[Data records]

++++++++++

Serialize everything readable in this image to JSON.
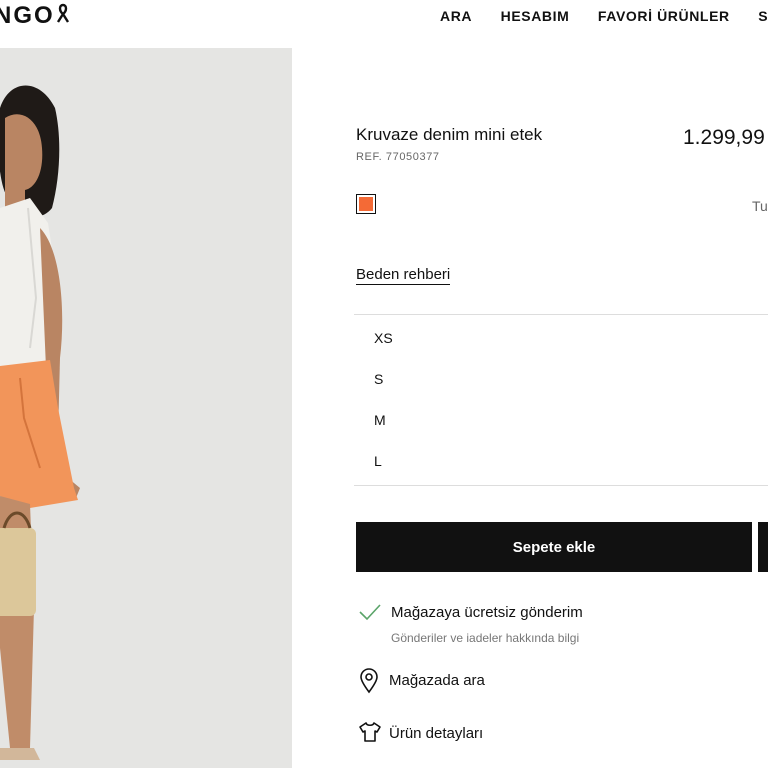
{
  "header": {
    "logo_text": "NGO",
    "nav": [
      {
        "label": "ARA"
      },
      {
        "label": "HESABIM"
      },
      {
        "label": "FAVORİ ÜRÜNLER"
      },
      {
        "label": "SEPE"
      }
    ]
  },
  "product": {
    "title": "Kruvaze denim mini etek",
    "ref": "REF. 77050377",
    "price": "1.299,99",
    "color_swatch": "#f46a36",
    "color_name": "Tu",
    "size_guide": "Beden rehberi",
    "sizes": [
      "XS",
      "S",
      "M",
      "L"
    ],
    "add_to_cart": "Sepete ekle",
    "shipping_title": "Mağazaya ücretsiz gönderim",
    "shipping_sub": "Gönderiler ve iadeler hakkında bilgi",
    "store_search": "Mağazada ara",
    "product_details": "Ürün detayları"
  },
  "icons": {
    "ship": "checkmark-icon",
    "store": "location-pin-icon",
    "details": "tshirt-icon"
  },
  "colors": {
    "accent": "#111111",
    "check": "#5aa469",
    "skirt": "#f2955a"
  }
}
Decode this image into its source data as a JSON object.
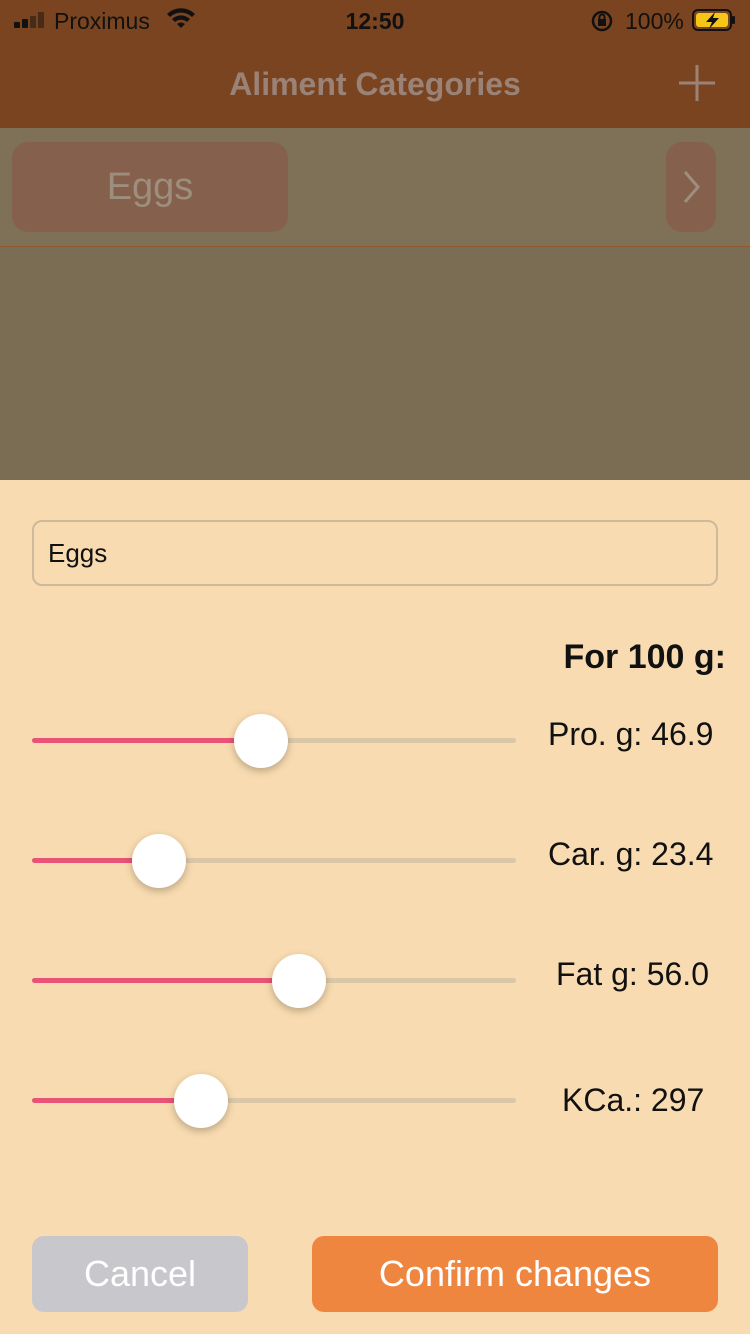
{
  "status_bar": {
    "carrier": "Proximus",
    "time": "12:50",
    "battery_percent": "100%",
    "icons": [
      "signal-icon",
      "wifi-icon",
      "orientation-lock-icon",
      "battery-charging-icon"
    ]
  },
  "nav": {
    "title": "Aliment Categories",
    "add_icon": "plus-icon"
  },
  "list": {
    "items": [
      {
        "label": "Eggs",
        "chevron_icon": "chevron-right-icon"
      }
    ]
  },
  "sheet": {
    "name_value": "Eggs",
    "unit_heading": "For 100 g:",
    "sliders": [
      {
        "label": "Pro. g: 46.9",
        "fraction": 0.473
      },
      {
        "label": "Car. g: 23.4",
        "fraction": 0.262
      },
      {
        "label": "Fat g: 56.0",
        "fraction": 0.552
      },
      {
        "label": "KCa.: 297",
        "fraction": 0.349
      }
    ],
    "cancel_label": "Cancel",
    "confirm_label": "Confirm changes"
  },
  "colors": {
    "header": "#7a4420",
    "sheet_background": "#f8dbb0",
    "slider_fill": "#ea5377",
    "confirm": "#ef8640",
    "cancel": "#c7c7cc"
  }
}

++++++++++

Objective –
Each entry must be retyped word for word, with every image omitted.

Reply –
Serialize everything readable in this image to JSON.
{
  "header": {
    "logo_text": "NGO",
    "nav": [
      {
        "label": "ARA"
      },
      {
        "label": "HESABIM"
      },
      {
        "label": "FAVORİ ÜRÜNLER"
      },
      {
        "label": "SEPE"
      }
    ]
  },
  "product": {
    "title": "Kruvaze denim mini etek",
    "ref": "REF. 77050377",
    "price": "1.299,99",
    "color_swatch": "#f46a36",
    "color_name": "Tu",
    "size_guide": "Beden rehberi",
    "sizes": [
      "XS",
      "S",
      "M",
      "L"
    ],
    "add_to_cart": "Sepete ekle",
    "shipping_title": "Mağazaya ücretsiz gönderim",
    "shipping_sub": "Gönderiler ve iadeler hakkında bilgi",
    "store_search": "Mağazada ara",
    "product_details": "Ürün detayları"
  },
  "icons": {
    "ship": "checkmark-icon",
    "store": "location-pin-icon",
    "details": "tshirt-icon"
  },
  "colors": {
    "accent": "#111111",
    "check": "#5aa469",
    "skirt": "#f2955a"
  }
}
Decode this image into its source data as a JSON object.
{
  "status_bar": {
    "carrier": "Proximus",
    "time": "12:50",
    "battery_percent": "100%",
    "icons": [
      "signal-icon",
      "wifi-icon",
      "orientation-lock-icon",
      "battery-charging-icon"
    ]
  },
  "nav": {
    "title": "Aliment Categories",
    "add_icon": "plus-icon"
  },
  "list": {
    "items": [
      {
        "label": "Eggs",
        "chevron_icon": "chevron-right-icon"
      }
    ]
  },
  "sheet": {
    "name_value": "Eggs",
    "unit_heading": "For 100 g:",
    "sliders": [
      {
        "label": "Pro. g: 46.9",
        "fraction": 0.473
      },
      {
        "label": "Car. g: 23.4",
        "fraction": 0.262
      },
      {
        "label": "Fat g: 56.0",
        "fraction": 0.552
      },
      {
        "label": "KCa.: 297",
        "fraction": 0.349
      }
    ],
    "cancel_label": "Cancel",
    "confirm_label": "Confirm changes"
  },
  "colors": {
    "header": "#7a4420",
    "sheet_background": "#f8dbb0",
    "slider_fill": "#ea5377",
    "confirm": "#ef8640",
    "cancel": "#c7c7cc"
  }
}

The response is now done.